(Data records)
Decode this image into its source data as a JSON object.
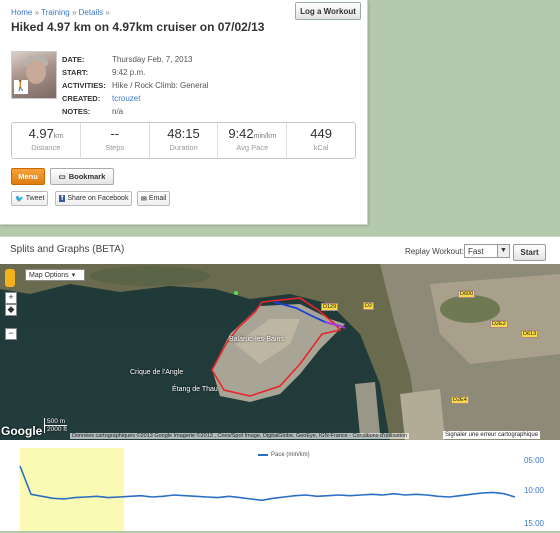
{
  "breadcrumb": {
    "home": "Home",
    "training": "Training",
    "details": "Details",
    "sep": "»"
  },
  "header": {
    "title": "Hiked 4.97 km on 4.97km cruiser on 07/02/13",
    "log_workout": "Log a Workout"
  },
  "meta": {
    "date_label": "DATE:",
    "date_value": "Thursday Feb. 7, 2013",
    "start_label": "START:",
    "start_value": "9:42 p.m.",
    "activities_label": "ACTIVITIES:",
    "activities_value": "Hike / Rock Climb: General",
    "created_label": "CREATED:",
    "created_value": "tcrouzet",
    "notes_label": "NOTES:",
    "notes_value": "n/a"
  },
  "stats": [
    {
      "value": "4.97",
      "unit": "km",
      "label": "Distance"
    },
    {
      "value": "--",
      "unit": "",
      "label": "Steps"
    },
    {
      "value": "48:15",
      "unit": "",
      "label": "Duration"
    },
    {
      "value": "9:42",
      "unit": "min/km",
      "label": "Avg Pace"
    },
    {
      "value": "449",
      "unit": "",
      "label": "kCal"
    }
  ],
  "actions": {
    "menu": "Menu",
    "bookmark": "Bookmark",
    "tweet": "Tweet",
    "facebook": "Share on Facebook",
    "email": "Email"
  },
  "splits": {
    "title": "Splits and Graphs (BETA)",
    "replay_label": "Replay Workout:",
    "replay_value": "Fast",
    "start": "Start"
  },
  "map": {
    "options": "Map Options",
    "google": "Google",
    "scale_m": "500 m",
    "scale_ft": "2000 ft",
    "attribution": "Données cartographiques ©2013 Google Imagerie ©2013 , Cnes/Spot Image, DigitalGlobe, GeoEye, IGN-France - Conditions d'utilisation",
    "report_error": "Signaler une erreur cartographique",
    "town": "Balaruc-les-Bains",
    "lagoon1": "Crique de l'Angle",
    "lagoon2": "Étang de Thau",
    "roads": [
      "D129",
      "D2",
      "D600",
      "D2E2",
      "D613",
      "D2E4"
    ],
    "colors": {
      "route_red": "#e8262b",
      "route_blue": "#1d3fd6",
      "route_purple": "#a73ad8"
    }
  },
  "chart_data": {
    "type": "line",
    "series": [
      {
        "name": "Pace (min/km)",
        "color": "#2a6fc4",
        "values": [
          5.6,
          9.9,
          10.2,
          10.5,
          10.6,
          10.4,
          10.3,
          10.2,
          10.4,
          10.3,
          10.2,
          10.1,
          10.3,
          10.2,
          10.0,
          10.1,
          10.2,
          10.3,
          10.4,
          10.2,
          10.4,
          10.6,
          10.8,
          10.5,
          10.3,
          10.1,
          10.0,
          10.2,
          10.1,
          10.0,
          10.1,
          10.0,
          9.9,
          10.0,
          9.8,
          10.0,
          9.9,
          10.0,
          10.2,
          10.3,
          10.1,
          9.9,
          9.7,
          9.6,
          9.8,
          10.3
        ]
      }
    ],
    "y_ticks": [
      "05:00",
      "10:00",
      "15:00"
    ],
    "ylim": [
      5,
      15
    ],
    "y_inverted": true,
    "highlight": {
      "from": 0.0,
      "to": 0.21
    },
    "colors": {
      "line": "#2a6fc4",
      "highlight": "#fafab4",
      "axis_text": "#3a79c8"
    }
  }
}
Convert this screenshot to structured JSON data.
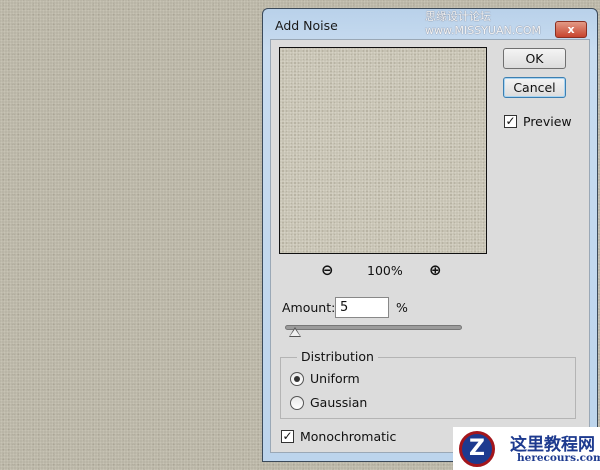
{
  "dialog": {
    "title": "Add Noise",
    "close_label": "x"
  },
  "buttons": {
    "ok": "OK",
    "cancel": "Cancel"
  },
  "preview_checkbox": {
    "label": "Preview",
    "checked": true
  },
  "zoom": {
    "level": "100%",
    "zoom_out_icon": "zoom-out-icon",
    "zoom_in_icon": "zoom-in-icon"
  },
  "amount": {
    "label": "Amount:",
    "value": "5",
    "unit": "%",
    "slider_fraction": 0.05
  },
  "distribution": {
    "label": "Distribution",
    "options": [
      {
        "label": "Uniform",
        "selected": true
      },
      {
        "label": "Gaussian",
        "selected": false
      }
    ]
  },
  "monochromatic": {
    "label": "Monochromatic",
    "checked": true
  },
  "watermarks": {
    "top": "思缘设计论坛 www.MISSYUAN.COM",
    "brand": "这里教程网",
    "url": "herecours.com"
  }
}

### To be done
Omit the pictures, then quote the rest of the material above exactly.

### Solution for this exercise
Decode this image into its source data as a JSON object.
{
  "breadcrumb": {
    "home": "Home",
    "training": "Training",
    "details": "Details",
    "sep": "»"
  },
  "header": {
    "title": "Hiked 4.97 km on 4.97km cruiser on 07/02/13",
    "log_workout": "Log a Workout"
  },
  "meta": {
    "date_label": "DATE:",
    "date_value": "Thursday Feb. 7, 2013",
    "start_label": "START:",
    "start_value": "9:42 p.m.",
    "activities_label": "ACTIVITIES:",
    "activities_value": "Hike / Rock Climb: General",
    "created_label": "CREATED:",
    "created_value": "tcrouzet",
    "notes_label": "NOTES:",
    "notes_value": "n/a"
  },
  "stats": [
    {
      "value": "4.97",
      "unit": "km",
      "label": "Distance"
    },
    {
      "value": "--",
      "unit": "",
      "label": "Steps"
    },
    {
      "value": "48:15",
      "unit": "",
      "label": "Duration"
    },
    {
      "value": "9:42",
      "unit": "min/km",
      "label": "Avg Pace"
    },
    {
      "value": "449",
      "unit": "",
      "label": "kCal"
    }
  ],
  "actions": {
    "menu": "Menu",
    "bookmark": "Bookmark",
    "tweet": "Tweet",
    "facebook": "Share on Facebook",
    "email": "Email"
  },
  "splits": {
    "title": "Splits and Graphs (BETA)",
    "replay_label": "Replay Workout:",
    "replay_value": "Fast",
    "start": "Start"
  },
  "map": {
    "options": "Map Options",
    "google": "Google",
    "scale_m": "500 m",
    "scale_ft": "2000 ft",
    "attribution": "Données cartographiques ©2013 Google Imagerie ©2013 , Cnes/Spot Image, DigitalGlobe, GeoEye, IGN-France - Conditions d'utilisation",
    "report_error": "Signaler une erreur cartographique",
    "town": "Balaruc-les-Bains",
    "lagoon1": "Crique de l'Angle",
    "lagoon2": "Étang de Thau",
    "roads": [
      "D129",
      "D2",
      "D600",
      "D2E2",
      "D613",
      "D2E4"
    ],
    "colors": {
      "route_red": "#e8262b",
      "route_blue": "#1d3fd6",
      "route_purple": "#a73ad8"
    }
  },
  "chart_data": {
    "type": "line",
    "series": [
      {
        "name": "Pace (min/km)",
        "color": "#2a6fc4",
        "values": [
          5.6,
          9.9,
          10.2,
          10.5,
          10.6,
          10.4,
          10.3,
          10.2,
          10.4,
          10.3,
          10.2,
          10.1,
          10.3,
          10.2,
          10.0,
          10.1,
          10.2,
          10.3,
          10.4,
          10.2,
          10.4,
          10.6,
          10.8,
          10.5,
          10.3,
          10.1,
          10.0,
          10.2,
          10.1,
          10.0,
          10.1,
          10.0,
          9.9,
          10.0,
          9.8,
          10.0,
          9.9,
          10.0,
          10.2,
          10.3,
          10.1,
          9.9,
          9.7,
          9.6,
          9.8,
          10.3
        ]
      }
    ],
    "y_ticks": [
      "05:00",
      "10:00",
      "15:00"
    ],
    "ylim": [
      5,
      15
    ],
    "y_inverted": true,
    "highlight": {
      "from": 0.0,
      "to": 0.21
    },
    "colors": {
      "line": "#2a6fc4",
      "highlight": "#fafab4",
      "axis_text": "#3a79c8"
    }
  }
}
Convert this screenshot to structured JSON data.
{
  "dialog": {
    "title": "Add Noise",
    "close_label": "x"
  },
  "buttons": {
    "ok": "OK",
    "cancel": "Cancel"
  },
  "preview_checkbox": {
    "label": "Preview",
    "checked": true
  },
  "zoom": {
    "level": "100%",
    "zoom_out_icon": "zoom-out-icon",
    "zoom_in_icon": "zoom-in-icon"
  },
  "amount": {
    "label": "Amount:",
    "value": "5",
    "unit": "%",
    "slider_fraction": 0.05
  },
  "distribution": {
    "label": "Distribution",
    "options": [
      {
        "label": "Uniform",
        "selected": true
      },
      {
        "label": "Gaussian",
        "selected": false
      }
    ]
  },
  "monochromatic": {
    "label": "Monochromatic",
    "checked": true
  },
  "watermarks": {
    "top": "思缘设计论坛 www.MISSYUAN.COM",
    "brand": "这里教程网",
    "url": "herecours.com"
  }
}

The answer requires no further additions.